==== DATASET RECORDS ====

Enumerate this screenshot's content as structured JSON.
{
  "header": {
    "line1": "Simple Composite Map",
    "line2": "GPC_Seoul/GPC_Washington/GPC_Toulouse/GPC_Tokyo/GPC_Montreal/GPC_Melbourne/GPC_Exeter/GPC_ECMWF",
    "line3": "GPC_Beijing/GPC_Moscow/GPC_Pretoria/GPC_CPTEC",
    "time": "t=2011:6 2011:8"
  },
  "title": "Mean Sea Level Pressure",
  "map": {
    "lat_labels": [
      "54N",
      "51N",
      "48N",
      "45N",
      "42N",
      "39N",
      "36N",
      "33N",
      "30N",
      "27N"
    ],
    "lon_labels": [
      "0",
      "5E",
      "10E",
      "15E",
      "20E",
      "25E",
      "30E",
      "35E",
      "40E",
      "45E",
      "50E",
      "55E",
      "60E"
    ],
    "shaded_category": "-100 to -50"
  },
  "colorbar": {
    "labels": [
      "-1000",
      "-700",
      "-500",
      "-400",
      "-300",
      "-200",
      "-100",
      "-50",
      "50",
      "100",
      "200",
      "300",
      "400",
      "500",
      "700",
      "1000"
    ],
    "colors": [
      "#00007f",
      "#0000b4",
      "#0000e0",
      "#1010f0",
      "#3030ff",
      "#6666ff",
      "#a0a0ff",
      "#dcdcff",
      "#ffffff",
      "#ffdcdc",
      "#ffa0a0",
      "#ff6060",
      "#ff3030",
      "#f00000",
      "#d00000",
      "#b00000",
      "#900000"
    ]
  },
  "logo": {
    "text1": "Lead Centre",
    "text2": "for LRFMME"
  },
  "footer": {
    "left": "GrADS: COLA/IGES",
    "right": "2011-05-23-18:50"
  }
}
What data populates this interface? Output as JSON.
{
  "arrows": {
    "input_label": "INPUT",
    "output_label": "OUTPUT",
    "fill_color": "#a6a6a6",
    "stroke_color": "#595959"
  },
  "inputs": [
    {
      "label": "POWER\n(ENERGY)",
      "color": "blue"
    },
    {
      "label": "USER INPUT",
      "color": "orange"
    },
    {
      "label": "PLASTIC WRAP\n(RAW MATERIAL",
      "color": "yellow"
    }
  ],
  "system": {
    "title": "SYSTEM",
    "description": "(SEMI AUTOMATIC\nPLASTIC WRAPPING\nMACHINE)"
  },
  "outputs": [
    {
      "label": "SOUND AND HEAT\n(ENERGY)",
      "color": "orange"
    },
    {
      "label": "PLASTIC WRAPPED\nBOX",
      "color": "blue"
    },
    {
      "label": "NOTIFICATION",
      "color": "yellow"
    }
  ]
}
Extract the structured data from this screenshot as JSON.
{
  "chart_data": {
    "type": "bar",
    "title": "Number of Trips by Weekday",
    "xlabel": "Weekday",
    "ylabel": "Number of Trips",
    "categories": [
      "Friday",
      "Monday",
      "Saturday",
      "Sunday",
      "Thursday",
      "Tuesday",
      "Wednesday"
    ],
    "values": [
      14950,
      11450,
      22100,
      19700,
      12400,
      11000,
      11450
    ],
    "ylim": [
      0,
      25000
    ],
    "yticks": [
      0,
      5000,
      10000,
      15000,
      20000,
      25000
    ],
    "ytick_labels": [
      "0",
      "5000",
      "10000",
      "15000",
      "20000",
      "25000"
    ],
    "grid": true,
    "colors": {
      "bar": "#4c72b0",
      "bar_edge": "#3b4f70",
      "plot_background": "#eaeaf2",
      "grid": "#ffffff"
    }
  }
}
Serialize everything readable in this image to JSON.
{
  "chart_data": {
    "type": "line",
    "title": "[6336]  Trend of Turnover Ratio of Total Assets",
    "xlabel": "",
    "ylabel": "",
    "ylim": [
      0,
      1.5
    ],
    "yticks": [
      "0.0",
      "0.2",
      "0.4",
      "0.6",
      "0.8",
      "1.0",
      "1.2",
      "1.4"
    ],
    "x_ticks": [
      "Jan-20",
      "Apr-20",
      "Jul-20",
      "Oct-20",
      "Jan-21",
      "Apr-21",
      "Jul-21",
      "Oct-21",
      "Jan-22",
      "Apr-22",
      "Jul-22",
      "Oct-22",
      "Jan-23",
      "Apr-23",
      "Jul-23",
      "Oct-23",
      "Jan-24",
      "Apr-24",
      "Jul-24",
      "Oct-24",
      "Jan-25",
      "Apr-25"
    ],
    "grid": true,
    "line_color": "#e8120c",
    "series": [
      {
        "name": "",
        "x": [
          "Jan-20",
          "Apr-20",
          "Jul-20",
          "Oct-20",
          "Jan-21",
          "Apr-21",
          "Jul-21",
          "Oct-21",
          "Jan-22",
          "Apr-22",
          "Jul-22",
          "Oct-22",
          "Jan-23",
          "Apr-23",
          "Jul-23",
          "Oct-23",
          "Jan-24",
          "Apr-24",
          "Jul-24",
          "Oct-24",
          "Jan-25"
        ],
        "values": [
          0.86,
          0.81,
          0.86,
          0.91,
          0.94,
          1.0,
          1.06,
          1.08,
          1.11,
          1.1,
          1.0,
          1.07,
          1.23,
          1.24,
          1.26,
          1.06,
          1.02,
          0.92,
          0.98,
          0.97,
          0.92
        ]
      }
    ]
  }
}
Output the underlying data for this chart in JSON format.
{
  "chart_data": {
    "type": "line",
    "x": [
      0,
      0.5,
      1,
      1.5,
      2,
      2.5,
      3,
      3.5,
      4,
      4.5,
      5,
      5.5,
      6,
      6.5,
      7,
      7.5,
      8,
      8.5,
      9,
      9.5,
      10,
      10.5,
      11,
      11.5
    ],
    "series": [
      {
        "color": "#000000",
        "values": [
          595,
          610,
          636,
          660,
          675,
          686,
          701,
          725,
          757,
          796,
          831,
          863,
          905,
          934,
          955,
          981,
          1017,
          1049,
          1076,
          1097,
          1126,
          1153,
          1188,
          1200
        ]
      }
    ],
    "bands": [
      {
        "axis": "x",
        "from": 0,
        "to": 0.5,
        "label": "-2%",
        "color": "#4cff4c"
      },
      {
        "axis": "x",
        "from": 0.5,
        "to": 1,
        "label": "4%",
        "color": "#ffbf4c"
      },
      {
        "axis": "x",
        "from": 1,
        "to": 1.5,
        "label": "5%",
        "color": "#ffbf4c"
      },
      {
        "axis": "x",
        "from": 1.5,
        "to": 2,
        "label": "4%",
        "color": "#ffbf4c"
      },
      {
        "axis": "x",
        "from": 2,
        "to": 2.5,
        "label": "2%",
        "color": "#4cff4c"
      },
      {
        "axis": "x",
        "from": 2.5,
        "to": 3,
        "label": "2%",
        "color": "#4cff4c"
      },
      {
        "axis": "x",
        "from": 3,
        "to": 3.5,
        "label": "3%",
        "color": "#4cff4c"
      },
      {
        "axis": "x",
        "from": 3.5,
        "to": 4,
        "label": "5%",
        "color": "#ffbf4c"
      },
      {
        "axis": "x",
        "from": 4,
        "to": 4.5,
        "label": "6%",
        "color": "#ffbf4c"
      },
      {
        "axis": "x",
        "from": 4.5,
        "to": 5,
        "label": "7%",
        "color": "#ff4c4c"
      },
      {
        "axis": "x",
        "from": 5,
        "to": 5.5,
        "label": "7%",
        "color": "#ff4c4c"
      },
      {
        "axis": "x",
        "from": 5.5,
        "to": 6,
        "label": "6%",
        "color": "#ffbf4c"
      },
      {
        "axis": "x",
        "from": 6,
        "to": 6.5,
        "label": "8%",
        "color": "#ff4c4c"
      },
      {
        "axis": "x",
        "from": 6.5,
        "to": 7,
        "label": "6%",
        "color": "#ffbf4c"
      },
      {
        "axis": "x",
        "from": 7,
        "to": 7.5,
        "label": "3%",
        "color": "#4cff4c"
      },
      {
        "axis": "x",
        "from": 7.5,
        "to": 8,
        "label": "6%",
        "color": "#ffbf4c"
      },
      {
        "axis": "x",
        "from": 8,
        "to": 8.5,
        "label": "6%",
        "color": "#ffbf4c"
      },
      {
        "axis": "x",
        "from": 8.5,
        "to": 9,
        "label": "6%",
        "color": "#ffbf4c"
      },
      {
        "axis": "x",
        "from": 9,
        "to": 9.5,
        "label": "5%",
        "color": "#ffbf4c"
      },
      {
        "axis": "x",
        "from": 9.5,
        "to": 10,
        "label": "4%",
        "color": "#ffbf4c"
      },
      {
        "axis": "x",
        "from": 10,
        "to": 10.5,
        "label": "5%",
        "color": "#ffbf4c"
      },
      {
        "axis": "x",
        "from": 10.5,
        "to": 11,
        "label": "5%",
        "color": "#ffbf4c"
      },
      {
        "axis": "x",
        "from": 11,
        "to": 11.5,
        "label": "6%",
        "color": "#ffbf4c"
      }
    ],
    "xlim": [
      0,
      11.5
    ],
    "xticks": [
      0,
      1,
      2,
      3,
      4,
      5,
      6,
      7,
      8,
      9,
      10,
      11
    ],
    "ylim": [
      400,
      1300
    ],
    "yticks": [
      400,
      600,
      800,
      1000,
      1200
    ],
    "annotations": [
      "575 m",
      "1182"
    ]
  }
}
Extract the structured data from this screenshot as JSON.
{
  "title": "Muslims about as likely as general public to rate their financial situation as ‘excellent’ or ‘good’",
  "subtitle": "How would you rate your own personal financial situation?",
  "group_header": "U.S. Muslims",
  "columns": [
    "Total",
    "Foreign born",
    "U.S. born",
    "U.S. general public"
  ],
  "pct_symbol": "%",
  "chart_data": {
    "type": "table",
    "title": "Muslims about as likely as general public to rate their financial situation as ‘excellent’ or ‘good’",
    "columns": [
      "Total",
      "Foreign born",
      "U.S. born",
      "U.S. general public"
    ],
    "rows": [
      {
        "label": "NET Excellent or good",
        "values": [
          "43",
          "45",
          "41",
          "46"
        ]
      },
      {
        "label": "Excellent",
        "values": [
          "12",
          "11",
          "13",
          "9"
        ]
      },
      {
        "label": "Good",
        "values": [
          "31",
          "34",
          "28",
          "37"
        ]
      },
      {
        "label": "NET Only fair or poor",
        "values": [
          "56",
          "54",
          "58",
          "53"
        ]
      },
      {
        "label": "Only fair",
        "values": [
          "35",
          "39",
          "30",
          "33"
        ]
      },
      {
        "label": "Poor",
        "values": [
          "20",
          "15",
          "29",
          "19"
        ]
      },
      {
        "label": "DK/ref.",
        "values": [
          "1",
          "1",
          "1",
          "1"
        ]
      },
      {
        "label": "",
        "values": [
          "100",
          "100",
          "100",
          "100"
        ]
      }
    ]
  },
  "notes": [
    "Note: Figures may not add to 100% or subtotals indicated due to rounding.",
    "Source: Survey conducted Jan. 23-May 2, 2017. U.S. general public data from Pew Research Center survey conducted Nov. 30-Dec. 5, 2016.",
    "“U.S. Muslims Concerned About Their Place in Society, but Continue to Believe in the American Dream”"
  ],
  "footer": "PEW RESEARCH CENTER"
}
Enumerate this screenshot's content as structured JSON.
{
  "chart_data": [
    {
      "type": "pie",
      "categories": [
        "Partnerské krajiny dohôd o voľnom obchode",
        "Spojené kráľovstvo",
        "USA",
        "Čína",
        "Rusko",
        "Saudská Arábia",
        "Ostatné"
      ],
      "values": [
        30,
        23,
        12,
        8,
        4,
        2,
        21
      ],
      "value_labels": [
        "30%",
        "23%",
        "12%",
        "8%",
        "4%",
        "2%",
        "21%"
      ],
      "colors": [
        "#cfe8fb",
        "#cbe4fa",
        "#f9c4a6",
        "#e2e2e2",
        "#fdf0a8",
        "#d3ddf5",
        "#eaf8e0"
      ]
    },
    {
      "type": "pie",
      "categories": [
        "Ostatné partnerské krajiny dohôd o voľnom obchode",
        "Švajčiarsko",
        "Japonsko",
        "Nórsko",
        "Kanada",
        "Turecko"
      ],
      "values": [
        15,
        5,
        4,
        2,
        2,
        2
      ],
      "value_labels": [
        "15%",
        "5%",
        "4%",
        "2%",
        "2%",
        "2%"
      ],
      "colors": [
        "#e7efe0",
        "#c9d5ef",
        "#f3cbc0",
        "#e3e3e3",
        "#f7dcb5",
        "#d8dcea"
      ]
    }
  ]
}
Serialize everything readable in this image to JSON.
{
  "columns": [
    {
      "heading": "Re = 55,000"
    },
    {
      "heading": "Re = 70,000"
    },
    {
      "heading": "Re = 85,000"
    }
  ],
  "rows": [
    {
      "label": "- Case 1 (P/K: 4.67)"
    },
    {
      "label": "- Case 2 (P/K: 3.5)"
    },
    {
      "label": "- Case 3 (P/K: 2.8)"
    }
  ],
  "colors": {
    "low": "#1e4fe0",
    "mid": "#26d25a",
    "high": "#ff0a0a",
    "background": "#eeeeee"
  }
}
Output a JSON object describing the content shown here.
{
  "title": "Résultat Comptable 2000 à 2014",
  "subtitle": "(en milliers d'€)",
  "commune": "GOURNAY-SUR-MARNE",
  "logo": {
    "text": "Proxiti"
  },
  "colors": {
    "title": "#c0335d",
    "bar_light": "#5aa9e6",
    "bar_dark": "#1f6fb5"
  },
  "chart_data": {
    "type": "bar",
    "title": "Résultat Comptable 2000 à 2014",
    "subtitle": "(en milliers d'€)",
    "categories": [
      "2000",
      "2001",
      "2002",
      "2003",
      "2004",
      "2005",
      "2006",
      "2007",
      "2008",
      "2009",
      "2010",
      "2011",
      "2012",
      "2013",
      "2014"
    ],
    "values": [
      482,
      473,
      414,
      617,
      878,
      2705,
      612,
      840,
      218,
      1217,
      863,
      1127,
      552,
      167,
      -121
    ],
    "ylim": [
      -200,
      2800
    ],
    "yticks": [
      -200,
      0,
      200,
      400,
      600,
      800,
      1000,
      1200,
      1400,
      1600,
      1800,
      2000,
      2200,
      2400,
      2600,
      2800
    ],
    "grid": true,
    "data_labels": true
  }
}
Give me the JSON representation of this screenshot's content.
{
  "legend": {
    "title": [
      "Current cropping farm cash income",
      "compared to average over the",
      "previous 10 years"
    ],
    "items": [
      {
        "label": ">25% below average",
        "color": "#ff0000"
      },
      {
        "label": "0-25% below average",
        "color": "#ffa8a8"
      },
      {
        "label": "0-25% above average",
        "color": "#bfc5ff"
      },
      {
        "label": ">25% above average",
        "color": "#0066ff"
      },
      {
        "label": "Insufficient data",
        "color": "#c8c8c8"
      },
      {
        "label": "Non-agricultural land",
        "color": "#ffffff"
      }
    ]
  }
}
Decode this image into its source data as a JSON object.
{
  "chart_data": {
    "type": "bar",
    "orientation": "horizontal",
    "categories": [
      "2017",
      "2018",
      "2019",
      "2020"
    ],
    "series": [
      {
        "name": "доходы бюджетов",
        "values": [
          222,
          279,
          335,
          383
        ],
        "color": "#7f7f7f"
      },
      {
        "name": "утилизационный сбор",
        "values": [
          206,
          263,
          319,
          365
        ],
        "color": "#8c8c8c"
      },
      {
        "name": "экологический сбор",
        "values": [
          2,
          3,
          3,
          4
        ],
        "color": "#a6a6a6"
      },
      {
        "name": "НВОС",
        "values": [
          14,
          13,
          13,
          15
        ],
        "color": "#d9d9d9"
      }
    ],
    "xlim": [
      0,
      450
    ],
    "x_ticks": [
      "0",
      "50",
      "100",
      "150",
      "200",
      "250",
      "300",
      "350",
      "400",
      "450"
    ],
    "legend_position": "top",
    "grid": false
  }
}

====

Extract every line of the records above that contains the word "object".

**THE RESULT**
Output a JSON object describing the content shown here.
Decode this image into its source data as a JSON object.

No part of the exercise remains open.